Information supplied
+++

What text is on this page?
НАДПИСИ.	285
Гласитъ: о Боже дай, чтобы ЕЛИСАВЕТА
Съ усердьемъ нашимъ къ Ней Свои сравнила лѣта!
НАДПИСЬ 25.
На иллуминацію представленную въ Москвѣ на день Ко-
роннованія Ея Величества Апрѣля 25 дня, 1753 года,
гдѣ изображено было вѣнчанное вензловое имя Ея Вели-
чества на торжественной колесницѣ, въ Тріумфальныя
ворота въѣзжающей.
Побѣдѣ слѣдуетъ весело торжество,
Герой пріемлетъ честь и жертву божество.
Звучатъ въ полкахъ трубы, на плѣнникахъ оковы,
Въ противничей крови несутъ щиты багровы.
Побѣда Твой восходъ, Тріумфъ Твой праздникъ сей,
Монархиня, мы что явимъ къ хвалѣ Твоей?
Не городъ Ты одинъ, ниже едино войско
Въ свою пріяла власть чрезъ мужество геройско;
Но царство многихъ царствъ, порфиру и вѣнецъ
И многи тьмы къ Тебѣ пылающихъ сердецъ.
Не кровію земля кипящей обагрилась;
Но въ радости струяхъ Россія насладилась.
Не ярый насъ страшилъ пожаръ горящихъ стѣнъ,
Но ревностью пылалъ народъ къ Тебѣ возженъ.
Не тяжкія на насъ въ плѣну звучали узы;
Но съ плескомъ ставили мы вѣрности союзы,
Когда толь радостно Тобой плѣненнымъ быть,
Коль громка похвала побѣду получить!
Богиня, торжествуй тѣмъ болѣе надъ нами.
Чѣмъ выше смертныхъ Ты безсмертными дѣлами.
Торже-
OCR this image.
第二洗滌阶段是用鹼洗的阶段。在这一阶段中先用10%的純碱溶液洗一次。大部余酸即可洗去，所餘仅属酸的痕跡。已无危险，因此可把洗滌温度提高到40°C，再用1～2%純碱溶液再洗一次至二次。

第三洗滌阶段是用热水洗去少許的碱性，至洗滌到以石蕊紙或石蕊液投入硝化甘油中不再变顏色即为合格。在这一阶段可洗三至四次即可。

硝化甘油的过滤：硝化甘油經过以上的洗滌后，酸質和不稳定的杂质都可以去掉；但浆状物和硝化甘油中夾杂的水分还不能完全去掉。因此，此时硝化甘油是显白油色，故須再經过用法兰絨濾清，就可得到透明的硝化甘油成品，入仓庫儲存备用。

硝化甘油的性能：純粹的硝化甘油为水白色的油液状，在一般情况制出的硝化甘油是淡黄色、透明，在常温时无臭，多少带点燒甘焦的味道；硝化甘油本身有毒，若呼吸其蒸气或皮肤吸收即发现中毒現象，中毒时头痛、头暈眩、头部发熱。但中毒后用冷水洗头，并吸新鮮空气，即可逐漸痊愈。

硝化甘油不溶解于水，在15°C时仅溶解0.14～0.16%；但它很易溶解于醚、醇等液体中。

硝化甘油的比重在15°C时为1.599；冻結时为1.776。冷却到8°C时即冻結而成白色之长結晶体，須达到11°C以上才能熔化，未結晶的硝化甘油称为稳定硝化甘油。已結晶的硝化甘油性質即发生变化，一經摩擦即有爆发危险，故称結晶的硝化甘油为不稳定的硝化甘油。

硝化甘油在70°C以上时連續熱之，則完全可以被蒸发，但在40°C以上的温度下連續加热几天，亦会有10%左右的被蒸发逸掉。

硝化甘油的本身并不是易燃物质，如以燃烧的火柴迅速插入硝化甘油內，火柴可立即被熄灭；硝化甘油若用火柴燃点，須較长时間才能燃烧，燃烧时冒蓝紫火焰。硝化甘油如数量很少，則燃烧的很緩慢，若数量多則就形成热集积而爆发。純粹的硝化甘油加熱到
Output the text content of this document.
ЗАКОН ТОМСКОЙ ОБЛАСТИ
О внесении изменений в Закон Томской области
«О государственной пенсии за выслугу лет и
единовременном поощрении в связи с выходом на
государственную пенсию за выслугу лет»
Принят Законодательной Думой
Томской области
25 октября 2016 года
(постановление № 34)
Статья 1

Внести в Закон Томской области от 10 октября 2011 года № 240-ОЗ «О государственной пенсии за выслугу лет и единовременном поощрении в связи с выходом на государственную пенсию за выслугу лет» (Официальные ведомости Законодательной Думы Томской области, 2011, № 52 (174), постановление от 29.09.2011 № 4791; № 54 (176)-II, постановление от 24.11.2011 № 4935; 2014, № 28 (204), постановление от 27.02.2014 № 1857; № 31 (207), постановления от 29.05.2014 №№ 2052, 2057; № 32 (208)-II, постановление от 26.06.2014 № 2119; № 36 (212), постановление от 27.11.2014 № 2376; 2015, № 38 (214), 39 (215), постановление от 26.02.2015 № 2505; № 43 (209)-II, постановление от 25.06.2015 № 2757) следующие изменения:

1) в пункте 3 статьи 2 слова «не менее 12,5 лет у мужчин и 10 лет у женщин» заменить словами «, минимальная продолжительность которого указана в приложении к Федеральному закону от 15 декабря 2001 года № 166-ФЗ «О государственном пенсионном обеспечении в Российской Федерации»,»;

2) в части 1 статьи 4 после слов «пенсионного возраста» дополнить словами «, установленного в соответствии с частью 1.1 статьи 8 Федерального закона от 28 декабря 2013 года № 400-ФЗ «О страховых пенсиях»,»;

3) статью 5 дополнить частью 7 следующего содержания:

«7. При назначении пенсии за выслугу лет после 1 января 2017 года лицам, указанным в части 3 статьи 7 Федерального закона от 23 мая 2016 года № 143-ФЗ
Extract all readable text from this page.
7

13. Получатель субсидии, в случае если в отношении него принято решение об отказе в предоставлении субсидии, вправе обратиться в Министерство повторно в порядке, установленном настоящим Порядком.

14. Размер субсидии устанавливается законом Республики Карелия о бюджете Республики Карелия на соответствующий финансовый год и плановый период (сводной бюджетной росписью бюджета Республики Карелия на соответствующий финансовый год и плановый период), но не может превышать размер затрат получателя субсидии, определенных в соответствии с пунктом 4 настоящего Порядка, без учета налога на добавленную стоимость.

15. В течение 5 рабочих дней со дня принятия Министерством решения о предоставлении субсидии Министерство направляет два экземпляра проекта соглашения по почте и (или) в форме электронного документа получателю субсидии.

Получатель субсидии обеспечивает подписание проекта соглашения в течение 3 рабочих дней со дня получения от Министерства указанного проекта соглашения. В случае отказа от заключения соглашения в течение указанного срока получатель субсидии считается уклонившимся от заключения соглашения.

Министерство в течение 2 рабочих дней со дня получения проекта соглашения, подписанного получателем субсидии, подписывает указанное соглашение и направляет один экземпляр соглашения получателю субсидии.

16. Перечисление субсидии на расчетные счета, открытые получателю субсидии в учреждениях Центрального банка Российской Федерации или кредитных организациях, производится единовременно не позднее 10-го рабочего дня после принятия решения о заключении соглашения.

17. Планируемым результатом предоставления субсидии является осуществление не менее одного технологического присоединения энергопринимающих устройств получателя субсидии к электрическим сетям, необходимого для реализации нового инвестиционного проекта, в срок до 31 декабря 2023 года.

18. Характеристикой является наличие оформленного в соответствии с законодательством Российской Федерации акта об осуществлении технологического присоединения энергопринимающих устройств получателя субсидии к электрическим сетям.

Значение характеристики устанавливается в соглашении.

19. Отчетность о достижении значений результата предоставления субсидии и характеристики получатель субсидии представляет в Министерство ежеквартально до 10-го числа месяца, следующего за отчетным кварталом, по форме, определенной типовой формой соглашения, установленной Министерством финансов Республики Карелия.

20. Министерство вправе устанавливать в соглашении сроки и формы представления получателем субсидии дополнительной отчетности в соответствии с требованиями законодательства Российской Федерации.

+++

Task requirements
Please output the entries above, every line exactly as it reads.

Written answer
What text is on this page?
НАДПИСИ.	285
Гласитъ: о Боже дай, чтобы ЕЛИСАВЕТА
Съ усердьемъ нашимъ къ Ней Свои сравнила лѣта!
НАДПИСЬ 25.
На иллуминацію представленную въ Москвѣ на день Ко-
роннованія Ея Величества Апрѣля 25 дня, 1753 года,
гдѣ изображено было вѣнчанное вензловое имя Ея Вели-
чества на торжественной колесницѣ, въ Тріумфальныя
ворота въѣзжающей.
Побѣдѣ слѣдуетъ весело торжество,
Герой пріемлетъ честь и жертву божество.
Звучатъ въ полкахъ трубы, на плѣнникахъ оковы,
Въ противничей крови несутъ щиты багровы.
Побѣда Твой восходъ, Тріумфъ Твой праздникъ сей,
Монархиня, мы что явимъ къ хвалѣ Твоей?
Не городъ Ты одинъ, ниже едино войско
Въ свою пріяла власть чрезъ мужество геройско;
Но царство многихъ царствъ, порфиру и вѣнецъ
И многи тьмы къ Тебѣ пылающихъ сердецъ.
Не кровію земля кипящей обагрилась;
Но въ радости струяхъ Россія насладилась.
Не ярый насъ страшилъ пожаръ горящихъ стѣнъ,
Но ревностью пылалъ народъ къ Тебѣ возженъ.
Не тяжкія на насъ въ плѣну звучали узы;
Но съ плескомъ ставили мы вѣрности союзы,
Когда толь радостно Тобой плѣненнымъ быть,
Коль громка похвала побѣду получить!
Богиня, торжествуй тѣмъ болѣе надъ нами.
Чѣмъ выше смертныхъ Ты безсмертными дѣлами.
Торже-
OCR this image.
第二洗滌阶段是用鹼洗的阶段。在这一阶段中先用10%的純碱溶液洗一次。大部余酸即可洗去，所餘仅属酸的痕跡。已无危险，因此可把洗滌温度提高到40°C，再用1～2%純碱溶液再洗一次至二次。

第三洗滌阶段是用热水洗去少許的碱性，至洗滌到以石蕊紙或石蕊液投入硝化甘油中不再变顏色即为合格。在这一阶段可洗三至四次即可。

硝化甘油的过滤：硝化甘油經过以上的洗滌后，酸質和不稳定的杂质都可以去掉；但浆状物和硝化甘油中夾杂的水分还不能完全去掉。因此，此时硝化甘油是显白油色，故須再經过用法兰絨濾清，就可得到透明的硝化甘油成品，入仓庫儲存备用。

硝化甘油的性能：純粹的硝化甘油为水白色的油液状，在一般情况制出的硝化甘油是淡黄色、透明，在常温时无臭，多少带点燒甘焦的味道；硝化甘油本身有毒，若呼吸其蒸气或皮肤吸收即发现中毒現象，中毒时头痛、头暈眩、头部发熱。但中毒后用冷水洗头，并吸新鮮空气，即可逐漸痊愈。

硝化甘油不溶解于水，在15°C时仅溶解0.14～0.16%；但它很易溶解于醚、醇等液体中。

硝化甘油的比重在15°C时为1.599；冻結时为1.776。冷却到8°C时即冻結而成白色之长結晶体，須达到11°C以上才能熔化，未結晶的硝化甘油称为稳定硝化甘油。已結晶的硝化甘油性質即发生变化，一經摩擦即有爆发危险，故称結晶的硝化甘油为不稳定的硝化甘油。

硝化甘油在70°C以上时連續熱之，則完全可以被蒸发，但在40°C以上的温度下連續加热几天，亦会有10%左右的被蒸发逸掉。

硝化甘油的本身并不是易燃物质，如以燃烧的火柴迅速插入硝化甘油內，火柴可立即被熄灭；硝化甘油若用火柴燃点，須較长时間才能燃烧，燃烧时冒蓝紫火焰。硝化甘油如数量很少，則燃烧的很緩慢，若数量多則就形成热集积而爆发。純粹的硝化甘油加熱到
Output the text content of this document.
ЗАКОН ТОМСКОЙ ОБЛАСТИ
О внесении изменений в Закон Томской области
«О государственной пенсии за выслугу лет и
единовременном поощрении в связи с выходом на
государственную пенсию за выслугу лет»
Принят Законодательной Думой
Томской области
25 октября 2016 года
(постановление № 34)
Статья 1

Внести в Закон Томской области от 10 октября 2011 года № 240-ОЗ «О государственной пенсии за выслугу лет и единовременном поощрении в связи с выходом на государственную пенсию за выслугу лет» (Официальные ведомости Законодательной Думы Томской области, 2011, № 52 (174), постановление от 29.09.2011 № 4791; № 54 (176)-II, постановление от 24.11.2011 № 4935; 2014, № 28 (204), постановление от 27.02.2014 № 1857; № 31 (207), постановления от 29.05.2014 №№ 2052, 2057; № 32 (208)-II, постановление от 26.06.2014 № 2119; № 36 (212), постановление от 27.11.2014 № 2376; 2015, № 38 (214), 39 (215), постановление от 26.02.2015 № 2505; № 43 (209)-II, постановление от 25.06.2015 № 2757) следующие изменения:

1) в пункте 3 статьи 2 слова «не менее 12,5 лет у мужчин и 10 лет у женщин» заменить словами «, минимальная продолжительность которого указана в приложении к Федеральному закону от 15 декабря 2001 года № 166-ФЗ «О государственном пенсионном обеспечении в Российской Федерации»,»;

2) в части 1 статьи 4 после слов «пенсионного возраста» дополнить словами «, установленного в соответствии с частью 1.1 статьи 8 Федерального закона от 28 декабря 2013 года № 400-ФЗ «О страховых пенсиях»,»;

3) статью 5 дополнить частью 7 следующего содержания:

«7. При назначении пенсии за выслугу лет после 1 января 2017 года лицам, указанным в части 3 статьи 7 Федерального закона от 23 мая 2016 года № 143-ФЗ
Extract all readable text from this page.
7

13. Получатель субсидии, в случае если в отношении него принято решение об отказе в предоставлении субсидии, вправе обратиться в Министерство повторно в порядке, установленном настоящим Порядком.

14. Размер субсидии устанавливается законом Республики Карелия о бюджете Республики Карелия на соответствующий финансовый год и плановый период (сводной бюджетной росписью бюджета Республики Карелия на соответствующий финансовый год и плановый период), но не может превышать размер затрат получателя субсидии, определенных в соответствии с пунктом 4 настоящего Порядка, без учета налога на добавленную стоимость.

15. В течение 5 рабочих дней со дня принятия Министерством решения о предоставлении субсидии Министерство направляет два экземпляра проекта соглашения по почте и (или) в форме электронного документа получателю субсидии.

Получатель субсидии обеспечивает подписание проекта соглашения в течение 3 рабочих дней со дня получения от Министерства указанного проекта соглашения. В случае отказа от заключения соглашения в течение указанного срока получатель субсидии считается уклонившимся от заключения соглашения.

Министерство в течение 2 рабочих дней со дня получения проекта соглашения, подписанного получателем субсидии, подписывает указанное соглашение и направляет один экземпляр соглашения получателю субсидии.

16. Перечисление субсидии на расчетные счета, открытые получателю субсидии в учреждениях Центрального банка Российской Федерации или кредитных организациях, производится единовременно не позднее 10-го рабочего дня после принятия решения о заключении соглашения.

17. Планируемым результатом предоставления субсидии является осуществление не менее одного технологического присоединения энергопринимающих устройств получателя субсидии к электрическим сетям, необходимого для реализации нового инвестиционного проекта, в срок до 31 декабря 2023 года.

18. Характеристикой является наличие оформленного в соответствии с законодательством Российской Федерации акта об осуществлении технологического присоединения энергопринимающих устройств получателя субсидии к электрическим сетям.

Значение характеристики устанавливается в соглашении.

19. Отчетность о достижении значений результата предоставления субсидии и характеристики получатель субсидии представляет в Министерство ежеквартально до 10-го числа месяца, следующего за отчетным кварталом, по форме, определенной типовой формой соглашения, установленной Министерством финансов Республики Карелия.

20. Министерство вправе устанавливать в соглашении сроки и формы представления получателем субсидии дополнительной отчетности в соответствии с требованиями законодательства Российской Федерации.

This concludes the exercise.